Start of Stored records
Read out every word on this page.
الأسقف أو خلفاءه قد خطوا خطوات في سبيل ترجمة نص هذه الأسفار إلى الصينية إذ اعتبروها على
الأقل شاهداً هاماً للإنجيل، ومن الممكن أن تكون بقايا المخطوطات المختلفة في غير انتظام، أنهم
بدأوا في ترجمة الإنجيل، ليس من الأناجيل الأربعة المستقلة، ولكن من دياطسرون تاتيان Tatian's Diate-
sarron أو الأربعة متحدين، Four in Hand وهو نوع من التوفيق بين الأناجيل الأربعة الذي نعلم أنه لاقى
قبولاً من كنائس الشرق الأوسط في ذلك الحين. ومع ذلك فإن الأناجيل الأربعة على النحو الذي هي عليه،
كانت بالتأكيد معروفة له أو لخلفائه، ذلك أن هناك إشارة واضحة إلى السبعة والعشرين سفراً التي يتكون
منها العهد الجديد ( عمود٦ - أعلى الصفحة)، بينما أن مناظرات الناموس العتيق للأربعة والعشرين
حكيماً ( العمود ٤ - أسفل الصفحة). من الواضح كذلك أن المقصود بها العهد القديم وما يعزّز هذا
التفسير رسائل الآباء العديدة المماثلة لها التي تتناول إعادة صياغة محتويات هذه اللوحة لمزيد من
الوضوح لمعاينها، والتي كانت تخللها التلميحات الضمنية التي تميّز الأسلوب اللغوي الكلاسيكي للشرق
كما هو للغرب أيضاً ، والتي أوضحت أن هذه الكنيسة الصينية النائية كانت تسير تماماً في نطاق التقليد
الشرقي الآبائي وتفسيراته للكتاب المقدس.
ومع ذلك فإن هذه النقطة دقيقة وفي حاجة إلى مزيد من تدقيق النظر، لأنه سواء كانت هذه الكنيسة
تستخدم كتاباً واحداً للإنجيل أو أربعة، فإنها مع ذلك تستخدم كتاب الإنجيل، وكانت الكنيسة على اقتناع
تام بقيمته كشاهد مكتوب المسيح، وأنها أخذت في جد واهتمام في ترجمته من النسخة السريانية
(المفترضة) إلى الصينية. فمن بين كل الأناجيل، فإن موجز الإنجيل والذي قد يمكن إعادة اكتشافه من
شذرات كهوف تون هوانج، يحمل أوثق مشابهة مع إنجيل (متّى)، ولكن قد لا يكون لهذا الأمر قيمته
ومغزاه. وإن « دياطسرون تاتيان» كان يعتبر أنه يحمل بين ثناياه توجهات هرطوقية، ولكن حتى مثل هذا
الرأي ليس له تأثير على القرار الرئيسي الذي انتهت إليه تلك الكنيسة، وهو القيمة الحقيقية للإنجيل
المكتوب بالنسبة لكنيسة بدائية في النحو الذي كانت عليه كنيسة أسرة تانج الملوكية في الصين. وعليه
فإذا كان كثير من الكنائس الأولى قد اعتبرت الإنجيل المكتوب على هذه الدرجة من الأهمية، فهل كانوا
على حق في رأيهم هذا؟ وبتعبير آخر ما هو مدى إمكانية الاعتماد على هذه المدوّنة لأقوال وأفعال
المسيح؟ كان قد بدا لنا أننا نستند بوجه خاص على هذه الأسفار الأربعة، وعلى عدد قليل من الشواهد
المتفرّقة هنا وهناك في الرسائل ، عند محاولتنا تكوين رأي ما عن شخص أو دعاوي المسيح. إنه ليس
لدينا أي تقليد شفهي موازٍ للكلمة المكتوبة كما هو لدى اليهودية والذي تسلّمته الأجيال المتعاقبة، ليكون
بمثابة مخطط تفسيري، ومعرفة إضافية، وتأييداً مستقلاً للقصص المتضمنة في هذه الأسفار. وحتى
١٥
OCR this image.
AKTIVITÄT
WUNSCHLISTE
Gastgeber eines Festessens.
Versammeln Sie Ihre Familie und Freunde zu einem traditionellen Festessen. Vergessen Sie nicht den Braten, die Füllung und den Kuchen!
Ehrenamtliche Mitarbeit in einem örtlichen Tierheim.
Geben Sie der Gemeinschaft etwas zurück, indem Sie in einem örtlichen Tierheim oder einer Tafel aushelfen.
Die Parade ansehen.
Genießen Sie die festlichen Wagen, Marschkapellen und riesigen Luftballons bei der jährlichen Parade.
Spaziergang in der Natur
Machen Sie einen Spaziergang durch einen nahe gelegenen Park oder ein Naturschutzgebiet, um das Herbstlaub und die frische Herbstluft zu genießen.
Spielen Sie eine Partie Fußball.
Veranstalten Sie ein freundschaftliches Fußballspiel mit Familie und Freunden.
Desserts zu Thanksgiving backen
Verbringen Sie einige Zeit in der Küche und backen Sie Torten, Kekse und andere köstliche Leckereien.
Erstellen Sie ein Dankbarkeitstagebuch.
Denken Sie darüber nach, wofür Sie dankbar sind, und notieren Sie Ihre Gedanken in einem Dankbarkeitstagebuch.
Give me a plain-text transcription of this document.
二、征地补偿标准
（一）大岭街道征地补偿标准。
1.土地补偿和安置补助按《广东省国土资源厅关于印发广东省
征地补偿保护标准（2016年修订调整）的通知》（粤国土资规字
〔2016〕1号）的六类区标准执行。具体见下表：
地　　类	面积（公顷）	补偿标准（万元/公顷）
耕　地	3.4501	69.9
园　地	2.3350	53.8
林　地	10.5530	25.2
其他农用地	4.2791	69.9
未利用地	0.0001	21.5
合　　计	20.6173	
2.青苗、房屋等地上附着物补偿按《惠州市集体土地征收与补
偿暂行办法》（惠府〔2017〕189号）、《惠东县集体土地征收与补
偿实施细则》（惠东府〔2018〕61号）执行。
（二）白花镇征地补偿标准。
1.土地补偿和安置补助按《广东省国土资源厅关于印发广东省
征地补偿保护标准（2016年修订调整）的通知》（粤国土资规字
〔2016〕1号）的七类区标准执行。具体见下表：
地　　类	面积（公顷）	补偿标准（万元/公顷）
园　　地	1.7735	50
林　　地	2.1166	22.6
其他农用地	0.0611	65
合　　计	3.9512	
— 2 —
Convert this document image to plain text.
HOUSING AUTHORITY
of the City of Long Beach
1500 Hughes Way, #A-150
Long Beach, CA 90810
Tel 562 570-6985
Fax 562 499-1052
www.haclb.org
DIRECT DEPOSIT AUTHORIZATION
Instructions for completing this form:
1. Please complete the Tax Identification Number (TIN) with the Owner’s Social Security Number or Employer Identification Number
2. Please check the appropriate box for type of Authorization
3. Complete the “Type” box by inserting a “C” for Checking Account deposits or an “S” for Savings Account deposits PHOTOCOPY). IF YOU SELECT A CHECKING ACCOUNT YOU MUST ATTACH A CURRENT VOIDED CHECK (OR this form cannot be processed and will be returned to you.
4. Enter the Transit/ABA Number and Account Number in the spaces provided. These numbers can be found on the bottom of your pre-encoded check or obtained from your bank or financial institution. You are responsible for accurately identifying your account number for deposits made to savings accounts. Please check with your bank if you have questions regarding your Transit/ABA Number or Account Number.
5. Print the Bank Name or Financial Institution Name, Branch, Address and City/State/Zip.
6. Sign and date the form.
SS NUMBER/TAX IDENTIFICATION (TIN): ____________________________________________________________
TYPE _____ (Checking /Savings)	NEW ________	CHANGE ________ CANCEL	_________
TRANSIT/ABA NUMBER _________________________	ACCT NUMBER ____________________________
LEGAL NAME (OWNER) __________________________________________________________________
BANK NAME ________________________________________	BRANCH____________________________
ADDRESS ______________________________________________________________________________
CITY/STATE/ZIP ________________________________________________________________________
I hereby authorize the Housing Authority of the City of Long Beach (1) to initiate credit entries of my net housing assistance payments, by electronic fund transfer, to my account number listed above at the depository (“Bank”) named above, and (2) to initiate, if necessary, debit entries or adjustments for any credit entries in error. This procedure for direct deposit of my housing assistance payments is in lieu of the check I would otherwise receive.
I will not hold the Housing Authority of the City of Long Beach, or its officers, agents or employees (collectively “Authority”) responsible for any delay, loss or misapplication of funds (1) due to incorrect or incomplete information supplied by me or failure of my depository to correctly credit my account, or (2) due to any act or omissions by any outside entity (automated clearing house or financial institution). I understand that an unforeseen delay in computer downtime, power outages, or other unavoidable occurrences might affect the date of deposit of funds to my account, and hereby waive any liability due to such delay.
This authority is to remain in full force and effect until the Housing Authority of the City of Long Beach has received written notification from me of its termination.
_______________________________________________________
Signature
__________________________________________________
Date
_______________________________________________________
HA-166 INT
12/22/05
End of Stored records
» **Work instructions**
List all lines from the entries that include the word "ولكن".

» **Task answer**
بدأوا في ترجمة الإنجيل، ليس من الأناجيل الأربعة المستقلة، ولكن من دياطسرون تاتيان Tatian's Diate-
شذرات كهوف تون هوانج، يحمل أوثق مشابهة مع إنجيل (متّى)، ولكن قد لا يكون لهذا الأمر قيمته
ومغزاه. وإن « دياطسرون تاتيان» كان يعتبر أنه يحمل بين ثناياه توجهات هرطوقية، ولكن حتى مثل هذا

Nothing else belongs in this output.